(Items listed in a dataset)
• • • • • • •

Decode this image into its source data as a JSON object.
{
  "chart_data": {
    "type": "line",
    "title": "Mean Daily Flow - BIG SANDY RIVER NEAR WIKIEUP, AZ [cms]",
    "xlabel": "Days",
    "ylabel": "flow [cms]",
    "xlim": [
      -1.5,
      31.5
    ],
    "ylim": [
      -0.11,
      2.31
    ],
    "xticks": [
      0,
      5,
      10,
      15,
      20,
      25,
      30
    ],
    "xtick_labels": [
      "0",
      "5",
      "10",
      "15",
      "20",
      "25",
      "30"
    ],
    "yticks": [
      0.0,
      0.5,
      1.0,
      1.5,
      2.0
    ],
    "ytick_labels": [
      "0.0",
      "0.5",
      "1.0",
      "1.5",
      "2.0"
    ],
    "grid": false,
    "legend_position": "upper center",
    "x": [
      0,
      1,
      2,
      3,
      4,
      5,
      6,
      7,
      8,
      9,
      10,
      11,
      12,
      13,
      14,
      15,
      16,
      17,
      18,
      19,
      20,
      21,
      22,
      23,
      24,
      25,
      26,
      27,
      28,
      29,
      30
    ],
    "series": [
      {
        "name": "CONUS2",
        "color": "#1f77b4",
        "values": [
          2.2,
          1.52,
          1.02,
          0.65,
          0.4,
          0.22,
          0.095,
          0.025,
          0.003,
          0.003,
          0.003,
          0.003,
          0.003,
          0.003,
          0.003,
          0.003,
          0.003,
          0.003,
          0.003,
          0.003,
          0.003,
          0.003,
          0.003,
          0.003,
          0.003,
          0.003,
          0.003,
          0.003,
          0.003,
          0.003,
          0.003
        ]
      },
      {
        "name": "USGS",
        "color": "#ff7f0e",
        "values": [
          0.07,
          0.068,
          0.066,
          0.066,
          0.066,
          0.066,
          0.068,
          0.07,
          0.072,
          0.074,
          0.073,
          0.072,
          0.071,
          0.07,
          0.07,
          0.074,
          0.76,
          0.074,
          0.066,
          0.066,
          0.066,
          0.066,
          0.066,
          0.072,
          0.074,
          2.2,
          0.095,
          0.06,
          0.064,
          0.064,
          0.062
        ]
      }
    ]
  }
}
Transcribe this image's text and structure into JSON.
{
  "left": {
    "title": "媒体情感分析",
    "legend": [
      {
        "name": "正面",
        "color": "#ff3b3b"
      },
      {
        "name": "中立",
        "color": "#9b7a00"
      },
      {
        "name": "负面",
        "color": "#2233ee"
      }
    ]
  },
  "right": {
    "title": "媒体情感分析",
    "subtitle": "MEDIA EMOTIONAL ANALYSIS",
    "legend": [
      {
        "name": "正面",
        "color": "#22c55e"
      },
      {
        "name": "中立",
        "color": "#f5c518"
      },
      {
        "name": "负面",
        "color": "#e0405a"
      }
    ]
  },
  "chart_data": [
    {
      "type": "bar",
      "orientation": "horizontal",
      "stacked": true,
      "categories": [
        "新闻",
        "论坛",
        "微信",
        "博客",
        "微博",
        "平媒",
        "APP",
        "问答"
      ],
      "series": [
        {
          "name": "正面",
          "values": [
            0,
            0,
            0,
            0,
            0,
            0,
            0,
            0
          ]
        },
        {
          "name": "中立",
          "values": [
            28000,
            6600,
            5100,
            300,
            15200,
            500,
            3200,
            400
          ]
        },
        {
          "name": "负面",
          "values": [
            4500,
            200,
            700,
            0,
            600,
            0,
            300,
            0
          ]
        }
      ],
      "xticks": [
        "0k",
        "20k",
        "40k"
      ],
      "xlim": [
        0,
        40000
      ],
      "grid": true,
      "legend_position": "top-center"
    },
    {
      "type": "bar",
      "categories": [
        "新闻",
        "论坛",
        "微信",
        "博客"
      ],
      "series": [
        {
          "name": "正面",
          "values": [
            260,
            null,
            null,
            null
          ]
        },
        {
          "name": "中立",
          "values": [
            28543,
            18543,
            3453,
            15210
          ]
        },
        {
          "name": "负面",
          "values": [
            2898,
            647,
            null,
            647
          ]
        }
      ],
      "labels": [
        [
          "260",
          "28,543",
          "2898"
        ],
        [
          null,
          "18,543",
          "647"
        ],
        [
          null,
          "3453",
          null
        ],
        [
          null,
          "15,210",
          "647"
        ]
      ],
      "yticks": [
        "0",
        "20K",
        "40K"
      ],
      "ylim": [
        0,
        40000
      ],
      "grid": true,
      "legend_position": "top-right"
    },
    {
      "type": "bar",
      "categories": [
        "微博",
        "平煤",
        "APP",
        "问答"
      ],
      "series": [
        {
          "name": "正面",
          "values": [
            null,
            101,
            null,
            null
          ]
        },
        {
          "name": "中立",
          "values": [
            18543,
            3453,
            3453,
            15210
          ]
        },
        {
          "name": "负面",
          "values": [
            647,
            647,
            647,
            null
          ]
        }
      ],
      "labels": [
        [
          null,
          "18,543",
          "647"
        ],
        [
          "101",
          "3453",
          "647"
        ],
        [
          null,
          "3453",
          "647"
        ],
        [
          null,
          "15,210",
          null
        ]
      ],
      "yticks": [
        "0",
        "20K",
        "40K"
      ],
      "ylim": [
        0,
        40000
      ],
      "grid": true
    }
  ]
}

• • • • • • •

### Set exercise
State the count of lines that contain the string "JSON". Nothing else is needed.

### Output
2